Target-Guided-Conversation icon indicating copy to clipboard operation
Target-Guided-Conversation copied to clipboard

Some questions regarding evaluations on next keyword prediction

Open zhongpeixiang opened this issue 5 years ago • 10 comments

Hi,

Thank you very much for sharing your work!

I have a few questions regarding evaluations for keyword predictions. I'm sorry that I may miss or misunderstand your code since I'm not familiar with Tensorflow.

  1. For a given history of keywords, there can be multiple target keywords for the next turn. Do you minimize the negative log-likelihood losses for every target keyword? Is the batch loss averaged over batch size or the number of target keywords in the batch?

  2. How did you compute the correlation metric? Greedy, average or max embedding? Do you just compute the correlation between the top-1 keyword with target keywords or top-k keywords? Do you average across target keywords before or after computing correlations?

Any response will be appreciated.

Thanks, Peixiang

zhongpeixiang avatar May 18 '20 13:05 zhongpeixiang

Thanks for your attention,

  1. In this reposotiry, we consider next keyword prediction as a binary classification of each candidate keyword and minimize the cross entropy loss of both positive and nagetive labels. The loss is averaged over each keyword.
        kw_labels = tf.map_fn(lambda x: tf.sparse_to_dense(x, [self.kw_vocab.size], 1., 0., False),
                              keywords_ids, dtype=tf.float32, parallel_iterations=True)[:, 4:]
        loss = tf.nn.sigmoid_cross_entropy_with_logits(labels=kw_labels, logits=matching_score)
        loss = tf.reduce_mean(loss)

You can also minimize the negative log-likelihood loss of every target keyword after a softmax layer. In my impression the training result is similar.

  1. The correlation metric is computed by the max cosine similarity of word embedding pair between the top-k predicted keywords and all words in the target response.

squareRoot3 avatar May 19 '20 07:05 squareRoot3

@squareRoot3 Thank you very much for the quick reply. I have two more questions regarding keyword prediction.

Q1

It seems that the test keywords are used as the vocab during training? Any reasons for this?

./config/data_config.py:

_keywords_path = 'tx_data/test/keywords_vocab.txt'

./model/neural.py:

self.kw_vocab = tx.data.Vocab(self.data_config._keywords_path)

Q2

I experimented both binary CE loss for every candidate keyword and negative log-likelihood loss for every target keyword, I found that the former has a R@1 of 0.015 but the latter has a R@1 of 0.065. Why the former loss is not comparable with your results?

Here is the PyTorch code to compute the two losses:

def compute_BCE(logits, target):
    """
        logits: (batch, vocab_size)
        target: (batch, seq_len), we set seq_len=10 such that each utterance has a max of 10 target keywords, the rest are padded with 0
    """

---------------

■ Set exercise a
According to the issue thread, how is the correlation metric computed?

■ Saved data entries

---------------

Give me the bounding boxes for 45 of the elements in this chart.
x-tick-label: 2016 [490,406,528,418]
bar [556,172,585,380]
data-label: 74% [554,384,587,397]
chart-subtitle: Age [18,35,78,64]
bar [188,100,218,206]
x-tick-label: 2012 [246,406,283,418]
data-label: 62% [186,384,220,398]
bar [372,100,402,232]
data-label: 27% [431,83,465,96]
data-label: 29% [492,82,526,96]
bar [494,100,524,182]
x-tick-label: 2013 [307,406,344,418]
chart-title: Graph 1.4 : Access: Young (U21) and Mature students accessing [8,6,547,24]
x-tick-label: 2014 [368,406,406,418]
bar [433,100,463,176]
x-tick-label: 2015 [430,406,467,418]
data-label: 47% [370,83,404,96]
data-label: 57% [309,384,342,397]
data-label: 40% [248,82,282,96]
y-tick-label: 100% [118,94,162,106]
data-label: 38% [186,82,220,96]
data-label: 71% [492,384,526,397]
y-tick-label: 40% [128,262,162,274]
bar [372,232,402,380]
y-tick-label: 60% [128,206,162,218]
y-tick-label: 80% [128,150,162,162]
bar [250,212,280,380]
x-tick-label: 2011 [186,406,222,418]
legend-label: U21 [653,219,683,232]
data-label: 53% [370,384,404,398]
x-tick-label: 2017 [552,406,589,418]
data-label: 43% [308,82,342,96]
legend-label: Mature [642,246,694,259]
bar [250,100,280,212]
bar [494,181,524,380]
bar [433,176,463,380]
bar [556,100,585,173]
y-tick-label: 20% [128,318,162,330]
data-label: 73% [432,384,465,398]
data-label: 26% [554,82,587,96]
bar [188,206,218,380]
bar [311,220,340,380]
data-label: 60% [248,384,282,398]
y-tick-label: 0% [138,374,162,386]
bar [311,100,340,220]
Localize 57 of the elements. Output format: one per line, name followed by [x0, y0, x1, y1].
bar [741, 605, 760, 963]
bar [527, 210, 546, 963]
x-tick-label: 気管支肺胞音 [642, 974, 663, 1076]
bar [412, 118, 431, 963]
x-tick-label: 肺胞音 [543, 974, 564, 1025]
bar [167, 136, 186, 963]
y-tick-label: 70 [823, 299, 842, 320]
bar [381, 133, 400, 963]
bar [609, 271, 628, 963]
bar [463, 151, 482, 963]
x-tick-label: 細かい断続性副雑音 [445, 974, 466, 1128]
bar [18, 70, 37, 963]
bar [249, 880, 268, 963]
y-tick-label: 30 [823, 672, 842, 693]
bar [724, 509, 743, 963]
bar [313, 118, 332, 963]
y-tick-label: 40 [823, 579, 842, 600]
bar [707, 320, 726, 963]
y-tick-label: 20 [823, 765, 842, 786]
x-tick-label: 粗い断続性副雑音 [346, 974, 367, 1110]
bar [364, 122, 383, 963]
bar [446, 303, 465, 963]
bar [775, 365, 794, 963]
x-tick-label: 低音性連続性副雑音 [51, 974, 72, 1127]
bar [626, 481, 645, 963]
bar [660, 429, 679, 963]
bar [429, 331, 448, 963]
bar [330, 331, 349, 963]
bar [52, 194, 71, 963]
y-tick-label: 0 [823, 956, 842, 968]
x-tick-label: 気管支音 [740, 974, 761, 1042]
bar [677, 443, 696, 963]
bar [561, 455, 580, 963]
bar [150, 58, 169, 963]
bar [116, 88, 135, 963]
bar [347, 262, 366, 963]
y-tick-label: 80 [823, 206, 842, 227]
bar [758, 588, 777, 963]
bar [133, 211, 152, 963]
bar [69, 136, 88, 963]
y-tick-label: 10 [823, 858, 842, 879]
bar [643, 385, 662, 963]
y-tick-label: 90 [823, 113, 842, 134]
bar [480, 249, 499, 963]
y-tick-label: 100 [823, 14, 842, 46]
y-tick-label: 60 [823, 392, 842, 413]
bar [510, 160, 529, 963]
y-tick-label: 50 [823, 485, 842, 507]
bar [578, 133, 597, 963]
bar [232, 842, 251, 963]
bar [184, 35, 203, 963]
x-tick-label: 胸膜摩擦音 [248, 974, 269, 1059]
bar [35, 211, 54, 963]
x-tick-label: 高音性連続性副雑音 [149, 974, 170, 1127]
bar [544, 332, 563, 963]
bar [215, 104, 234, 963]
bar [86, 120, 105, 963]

---------------

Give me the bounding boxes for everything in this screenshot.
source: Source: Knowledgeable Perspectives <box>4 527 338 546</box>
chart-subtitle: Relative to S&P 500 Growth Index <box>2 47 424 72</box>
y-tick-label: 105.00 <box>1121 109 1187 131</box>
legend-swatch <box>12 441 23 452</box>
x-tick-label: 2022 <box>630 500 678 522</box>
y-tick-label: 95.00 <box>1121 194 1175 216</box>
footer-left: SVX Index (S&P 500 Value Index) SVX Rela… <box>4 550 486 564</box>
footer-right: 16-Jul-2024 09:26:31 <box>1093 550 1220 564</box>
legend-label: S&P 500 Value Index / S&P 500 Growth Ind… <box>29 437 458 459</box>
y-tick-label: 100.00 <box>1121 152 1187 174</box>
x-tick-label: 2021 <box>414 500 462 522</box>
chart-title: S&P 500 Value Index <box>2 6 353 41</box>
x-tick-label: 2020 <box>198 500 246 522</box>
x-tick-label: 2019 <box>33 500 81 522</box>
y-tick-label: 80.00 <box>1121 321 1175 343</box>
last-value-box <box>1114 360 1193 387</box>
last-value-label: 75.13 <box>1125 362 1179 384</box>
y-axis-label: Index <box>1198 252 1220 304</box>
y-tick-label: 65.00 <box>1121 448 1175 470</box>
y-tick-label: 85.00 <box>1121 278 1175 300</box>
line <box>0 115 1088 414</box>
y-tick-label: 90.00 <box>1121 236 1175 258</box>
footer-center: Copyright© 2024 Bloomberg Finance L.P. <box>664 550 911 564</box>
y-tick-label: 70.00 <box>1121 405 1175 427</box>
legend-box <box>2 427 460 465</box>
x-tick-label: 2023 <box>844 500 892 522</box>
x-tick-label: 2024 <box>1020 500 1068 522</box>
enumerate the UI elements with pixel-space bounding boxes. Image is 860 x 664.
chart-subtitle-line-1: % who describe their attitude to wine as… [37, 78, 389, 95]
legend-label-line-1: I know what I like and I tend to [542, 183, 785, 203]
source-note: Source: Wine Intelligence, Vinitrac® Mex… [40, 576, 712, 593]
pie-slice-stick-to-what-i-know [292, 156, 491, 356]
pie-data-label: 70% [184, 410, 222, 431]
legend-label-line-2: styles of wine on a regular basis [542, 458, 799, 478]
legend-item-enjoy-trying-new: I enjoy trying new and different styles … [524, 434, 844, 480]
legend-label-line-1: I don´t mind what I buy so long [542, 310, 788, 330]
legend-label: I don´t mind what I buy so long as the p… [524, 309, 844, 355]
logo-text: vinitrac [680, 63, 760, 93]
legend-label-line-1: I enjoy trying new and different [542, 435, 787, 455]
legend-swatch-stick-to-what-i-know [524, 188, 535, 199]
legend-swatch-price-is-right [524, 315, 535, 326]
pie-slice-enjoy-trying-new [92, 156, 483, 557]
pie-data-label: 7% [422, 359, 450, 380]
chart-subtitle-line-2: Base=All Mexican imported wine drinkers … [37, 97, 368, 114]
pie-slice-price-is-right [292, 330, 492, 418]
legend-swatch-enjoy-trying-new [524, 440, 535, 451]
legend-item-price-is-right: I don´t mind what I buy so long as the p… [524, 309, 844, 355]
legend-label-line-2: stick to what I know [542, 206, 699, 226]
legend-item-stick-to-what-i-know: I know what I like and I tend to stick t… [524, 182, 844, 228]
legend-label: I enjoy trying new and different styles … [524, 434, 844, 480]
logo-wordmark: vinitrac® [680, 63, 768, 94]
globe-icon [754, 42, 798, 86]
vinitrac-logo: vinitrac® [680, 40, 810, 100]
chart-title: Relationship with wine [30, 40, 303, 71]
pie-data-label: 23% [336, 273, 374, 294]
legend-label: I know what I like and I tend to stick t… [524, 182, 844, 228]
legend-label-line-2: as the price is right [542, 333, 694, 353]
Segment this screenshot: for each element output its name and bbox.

---------------

■ Set exercise b
Return every line of the records that contains the string "item".

■ Exercise output a
It is computed as the max cosine similarity of word embedding pairs between the top-k predicted keywords and all words in the target response.

■ Exercise output b
legend-item-enjoy-trying-new: I enjoy trying new and different styles … [524, 434, 844, 480]
legend-item-price-is-right: I don´t mind what I buy so long as the p… [524, 309, 844, 355]
legend-item-stick-to-what-i-know: I know what I like and I tend to stick t… [524, 182, 844, 228]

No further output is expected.